To do ▸
[a] Duplicate the pulmonary thromboendarterectomy passage from "Immediately after the" up to and including "of time post-operatively.".
[b] According to the pulmonary thromboendarterectomy passage, which complication of the procedure results in poor gas exchange and hypoxemia?
(Extract Opens)
As mentioned before, the surgeon needs to be extremely careful when dissecting out the thrombus. Not only does the thrombus appear like normal intima, but the underlying wall of the artery is usually thinned significantly and can be punctured easily. The hope is that when the thrombus is removed, the elastance of the artery will return and the artery will "bounce" back [2].

Immediately after the pulmonary thromboendarterectomy is complete there should be a decrease in both the pulmonary artery pressure and the pulmonary vascular resistance with a corresponding increase in cardiac output. In addition to the normal post-operative problems associated with cardiac surgery, pulmonary thromboendarterectomies are associated with reperfusion lung edema which results in poor gas exchange and hypoxemia [2]. Therefore, these patients are mechanically ventilated and are commonly on oxygen therapy for a period of time post-operatively.
(Extract Closes)
(Source information Opens)
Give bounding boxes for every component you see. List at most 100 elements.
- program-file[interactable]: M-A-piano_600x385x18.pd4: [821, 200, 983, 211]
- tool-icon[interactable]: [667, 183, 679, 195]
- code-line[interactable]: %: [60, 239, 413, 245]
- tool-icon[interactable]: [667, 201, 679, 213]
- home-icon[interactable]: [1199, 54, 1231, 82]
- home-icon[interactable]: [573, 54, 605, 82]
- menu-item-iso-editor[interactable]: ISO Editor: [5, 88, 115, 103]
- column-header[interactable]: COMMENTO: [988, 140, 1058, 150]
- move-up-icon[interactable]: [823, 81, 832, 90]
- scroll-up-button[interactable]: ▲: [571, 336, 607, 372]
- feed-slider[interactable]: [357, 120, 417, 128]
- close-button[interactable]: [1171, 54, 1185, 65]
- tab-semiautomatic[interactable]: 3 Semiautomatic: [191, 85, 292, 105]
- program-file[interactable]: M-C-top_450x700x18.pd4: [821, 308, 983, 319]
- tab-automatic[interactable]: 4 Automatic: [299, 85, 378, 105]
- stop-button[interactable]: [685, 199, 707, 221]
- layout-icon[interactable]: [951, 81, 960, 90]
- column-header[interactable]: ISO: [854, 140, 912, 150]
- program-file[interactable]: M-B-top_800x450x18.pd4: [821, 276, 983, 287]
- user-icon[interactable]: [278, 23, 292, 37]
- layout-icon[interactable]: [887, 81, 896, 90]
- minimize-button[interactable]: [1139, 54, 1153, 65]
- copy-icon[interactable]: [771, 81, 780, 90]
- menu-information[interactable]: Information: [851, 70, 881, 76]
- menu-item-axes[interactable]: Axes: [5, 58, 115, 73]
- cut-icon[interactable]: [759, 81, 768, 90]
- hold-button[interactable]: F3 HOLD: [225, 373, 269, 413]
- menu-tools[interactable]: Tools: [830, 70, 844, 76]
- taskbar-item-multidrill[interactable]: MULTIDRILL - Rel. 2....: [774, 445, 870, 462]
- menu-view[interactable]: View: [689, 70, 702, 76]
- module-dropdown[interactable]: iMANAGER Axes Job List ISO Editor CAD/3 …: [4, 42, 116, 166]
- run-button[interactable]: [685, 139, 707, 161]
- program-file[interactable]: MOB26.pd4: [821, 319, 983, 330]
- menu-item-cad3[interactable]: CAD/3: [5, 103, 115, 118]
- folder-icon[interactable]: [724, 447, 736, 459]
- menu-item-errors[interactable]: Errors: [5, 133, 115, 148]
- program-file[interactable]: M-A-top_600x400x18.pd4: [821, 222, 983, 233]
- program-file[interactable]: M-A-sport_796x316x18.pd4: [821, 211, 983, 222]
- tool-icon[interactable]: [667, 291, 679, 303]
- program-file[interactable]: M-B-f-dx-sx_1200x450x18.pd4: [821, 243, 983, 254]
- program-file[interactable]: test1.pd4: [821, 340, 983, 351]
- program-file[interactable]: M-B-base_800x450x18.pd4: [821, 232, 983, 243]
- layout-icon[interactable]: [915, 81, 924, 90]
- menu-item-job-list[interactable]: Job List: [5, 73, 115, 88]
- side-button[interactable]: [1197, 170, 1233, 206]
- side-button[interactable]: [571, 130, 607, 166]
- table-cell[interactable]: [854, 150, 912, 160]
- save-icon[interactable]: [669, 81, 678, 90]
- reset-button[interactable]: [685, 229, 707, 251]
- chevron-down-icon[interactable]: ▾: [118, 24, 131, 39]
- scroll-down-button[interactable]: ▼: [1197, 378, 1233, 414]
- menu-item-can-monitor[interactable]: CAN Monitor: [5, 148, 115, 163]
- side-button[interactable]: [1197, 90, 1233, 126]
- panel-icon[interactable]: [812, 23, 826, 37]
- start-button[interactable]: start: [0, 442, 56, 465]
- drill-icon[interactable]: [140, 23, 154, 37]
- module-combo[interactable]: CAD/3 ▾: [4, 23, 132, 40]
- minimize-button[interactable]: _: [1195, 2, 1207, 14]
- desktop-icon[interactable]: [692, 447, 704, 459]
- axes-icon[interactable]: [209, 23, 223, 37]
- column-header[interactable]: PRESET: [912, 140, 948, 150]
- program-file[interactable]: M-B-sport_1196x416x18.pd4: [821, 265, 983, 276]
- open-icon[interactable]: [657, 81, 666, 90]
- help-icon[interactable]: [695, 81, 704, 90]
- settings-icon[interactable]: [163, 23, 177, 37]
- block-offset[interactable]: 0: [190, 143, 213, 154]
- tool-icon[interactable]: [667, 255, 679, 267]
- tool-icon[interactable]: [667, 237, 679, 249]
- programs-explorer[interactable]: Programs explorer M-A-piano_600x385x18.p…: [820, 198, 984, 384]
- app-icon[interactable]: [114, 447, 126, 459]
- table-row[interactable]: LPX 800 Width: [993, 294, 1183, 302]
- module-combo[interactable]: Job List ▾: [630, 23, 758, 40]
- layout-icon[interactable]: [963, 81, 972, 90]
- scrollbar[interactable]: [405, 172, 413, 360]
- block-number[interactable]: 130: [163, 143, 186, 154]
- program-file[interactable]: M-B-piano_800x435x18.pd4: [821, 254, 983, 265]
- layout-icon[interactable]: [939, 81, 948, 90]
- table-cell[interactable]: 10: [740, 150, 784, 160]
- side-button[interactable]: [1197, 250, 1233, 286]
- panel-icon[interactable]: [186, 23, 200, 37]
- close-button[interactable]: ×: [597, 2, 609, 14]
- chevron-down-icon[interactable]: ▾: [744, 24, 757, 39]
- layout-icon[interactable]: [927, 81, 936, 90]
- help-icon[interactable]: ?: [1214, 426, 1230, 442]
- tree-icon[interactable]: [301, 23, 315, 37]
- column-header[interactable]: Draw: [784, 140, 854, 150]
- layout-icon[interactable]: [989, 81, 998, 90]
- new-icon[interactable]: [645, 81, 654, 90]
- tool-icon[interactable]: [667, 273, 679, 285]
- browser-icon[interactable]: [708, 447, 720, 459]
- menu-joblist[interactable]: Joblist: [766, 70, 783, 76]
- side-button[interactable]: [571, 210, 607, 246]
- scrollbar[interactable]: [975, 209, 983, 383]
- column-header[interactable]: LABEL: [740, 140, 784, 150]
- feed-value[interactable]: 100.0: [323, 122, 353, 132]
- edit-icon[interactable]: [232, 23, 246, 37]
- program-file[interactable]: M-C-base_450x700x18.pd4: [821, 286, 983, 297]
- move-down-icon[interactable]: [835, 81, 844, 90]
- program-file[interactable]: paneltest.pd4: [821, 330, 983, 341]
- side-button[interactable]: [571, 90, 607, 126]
(Source information Closes)
Task-by-task results ▸
[a]
Immediately after the pulmonary thromboendarterectomy is complete there should be a decrease in both the pulmonary artery pressure and the pulmonary vascular resistance with a corresponding increase in cardiac output. In addition to the normal post-operative problems associated with cardiac surgery, pulmonary thromboendarterectomies are associated with reperfusion lung edema which results in poor gas exchange and hypoxemia [2]. Therefore, these patients are mechanically ventilated and are commonly on oxygen therapy for a period of time post-operatively.

[b] Reperfusion lung edema.